> **To be done**: Look through the listing below and work out how many of its lines hold the word "在水中的像到". Give only the number.

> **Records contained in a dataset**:
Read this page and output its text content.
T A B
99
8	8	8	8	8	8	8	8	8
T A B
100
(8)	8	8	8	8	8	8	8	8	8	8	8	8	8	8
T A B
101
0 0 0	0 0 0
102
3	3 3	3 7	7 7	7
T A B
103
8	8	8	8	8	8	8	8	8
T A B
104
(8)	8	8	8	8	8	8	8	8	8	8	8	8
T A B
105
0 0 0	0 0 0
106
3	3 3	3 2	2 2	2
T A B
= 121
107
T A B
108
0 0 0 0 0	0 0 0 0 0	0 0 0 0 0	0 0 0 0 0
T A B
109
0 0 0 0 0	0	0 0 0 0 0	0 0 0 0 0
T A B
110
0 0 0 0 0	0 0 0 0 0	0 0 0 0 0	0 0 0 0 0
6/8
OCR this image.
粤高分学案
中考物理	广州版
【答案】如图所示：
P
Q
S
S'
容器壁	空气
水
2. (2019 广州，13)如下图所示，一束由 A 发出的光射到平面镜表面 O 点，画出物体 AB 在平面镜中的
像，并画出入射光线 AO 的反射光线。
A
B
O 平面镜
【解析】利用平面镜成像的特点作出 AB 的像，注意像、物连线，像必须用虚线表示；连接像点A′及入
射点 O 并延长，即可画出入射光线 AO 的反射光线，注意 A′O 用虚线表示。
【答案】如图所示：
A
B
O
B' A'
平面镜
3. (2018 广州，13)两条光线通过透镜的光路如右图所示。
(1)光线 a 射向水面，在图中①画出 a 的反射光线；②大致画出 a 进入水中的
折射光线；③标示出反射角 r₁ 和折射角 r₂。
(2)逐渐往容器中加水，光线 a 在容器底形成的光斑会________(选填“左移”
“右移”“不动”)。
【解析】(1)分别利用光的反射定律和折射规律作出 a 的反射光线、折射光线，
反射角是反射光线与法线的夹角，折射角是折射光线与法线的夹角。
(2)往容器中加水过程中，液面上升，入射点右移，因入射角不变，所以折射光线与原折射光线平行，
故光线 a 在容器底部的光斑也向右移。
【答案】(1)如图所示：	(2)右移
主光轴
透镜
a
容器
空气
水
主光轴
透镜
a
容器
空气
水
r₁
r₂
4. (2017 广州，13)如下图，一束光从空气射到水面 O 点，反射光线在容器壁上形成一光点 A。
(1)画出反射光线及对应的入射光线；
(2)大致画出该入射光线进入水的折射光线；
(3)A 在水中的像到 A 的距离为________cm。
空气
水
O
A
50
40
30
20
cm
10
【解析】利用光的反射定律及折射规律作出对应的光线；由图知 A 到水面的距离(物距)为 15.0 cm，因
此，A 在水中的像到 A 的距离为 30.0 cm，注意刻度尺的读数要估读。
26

> **Exercise result**: 2